--- start DATA RECORDS ---

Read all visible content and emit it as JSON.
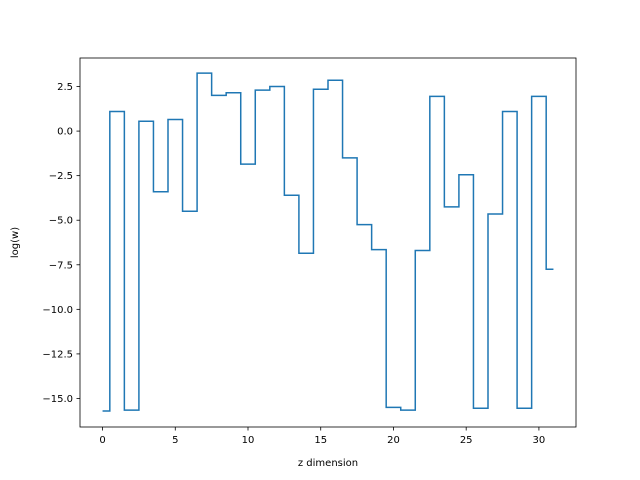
{
  "chart_data": {
    "type": "line",
    "drawstyle": "steps-mid",
    "xlabel": "z dimension",
    "ylabel": "log(w)",
    "xlim": [
      -1.55,
      32.55
    ],
    "ylim": [
      -16.6,
      4.1
    ],
    "xticks": [
      0,
      5,
      10,
      15,
      20,
      25,
      30
    ],
    "xtick_labels": [
      "0",
      "5",
      "10",
      "15",
      "20",
      "25",
      "30"
    ],
    "yticks": [
      2.5,
      0.0,
      -2.5,
      -5.0,
      -7.5,
      -10.0,
      -12.5,
      -15.0
    ],
    "ytick_labels": [
      "2.5",
      "0.0",
      "−2.5",
      "−5.0",
      "−7.5",
      "−10.0",
      "−12.5",
      "−15.0"
    ],
    "grid": false,
    "series": [
      {
        "color": "#1f77b4",
        "x": [
          0,
          1,
          2,
          3,
          4,
          5,
          6,
          7,
          8,
          9,
          10,
          11,
          12,
          13,
          14,
          15,
          16,
          17,
          18,
          19,
          20,
          21,
          22,
          23,
          24,
          25,
          26,
          27,
          28,
          29,
          30,
          31
        ],
        "y": [
          -15.7,
          1.1,
          -15.65,
          0.55,
          -3.4,
          0.65,
          -4.5,
          3.25,
          2.0,
          2.15,
          -1.85,
          2.3,
          2.5,
          -3.6,
          -6.85,
          2.35,
          2.85,
          -1.5,
          -5.25,
          -6.65,
          -15.5,
          -15.65,
          -6.7,
          1.95,
          -4.25,
          -2.45,
          -15.55,
          -4.65,
          1.1,
          -15.55,
          1.95,
          -7.75
        ]
      }
    ]
  }
}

--- end DATA RECORDS ---

Quote the records in full and exactly; skip any image.

## SOLUTION FOR THIS TASK
Read all visible content and emit it as JSON.
{
  "chart_data": {
    "type": "line",
    "drawstyle": "steps-mid",
    "xlabel": "z dimension",
    "ylabel": "log(w)",
    "xlim": [
      -1.55,
      32.55
    ],
    "ylim": [
      -16.6,
      4.1
    ],
    "xticks": [
      0,
      5,
      10,
      15,
      20,
      25,
      30
    ],
    "xtick_labels": [
      "0",
      "5",
      "10",
      "15",
      "20",
      "25",
      "30"
    ],
    "yticks": [
      2.5,
      0.0,
      -2.5,
      -5.0,
      -7.5,
      -10.0,
      -12.5,
      -15.0
    ],
    "ytick_labels": [
      "2.5",
      "0.0",
      "−2.5",
      "−5.0",
      "−7.5",
      "−10.0",
      "−12.5",
      "−15.0"
    ],
    "grid": false,
    "series": [
      {
        "color": "#1f77b4",
        "x": [
          0,
          1,
          2,
          3,
          4,
          5,
          6,
          7,
          8,
          9,
          10,
          11,
          12,
          13,
          14,
          15,
          16,
          17,
          18,
          19,
          20,
          21,
          22,
          23,
          24,
          25,
          26,
          27,
          28,
          29,
          30,
          31
        ],
        "y": [
          -15.7,
          1.1,
          -15.65,
          0.55,
          -3.4,
          0.65,
          -4.5,
          3.25,
          2.0,
          2.15,
          -1.85,
          2.3,
          2.5,
          -3.6,
          -6.85,
          2.35,
          2.85,
          -1.5,
          -5.25,
          -6.65,
          -15.5,
          -15.65,
          -6.7,
          1.95,
          -4.25,
          -2.45,
          -15.55,
          -4.65,
          1.1,
          -15.55,
          1.95,
          -7.75
        ]
      }
    ]
  }
}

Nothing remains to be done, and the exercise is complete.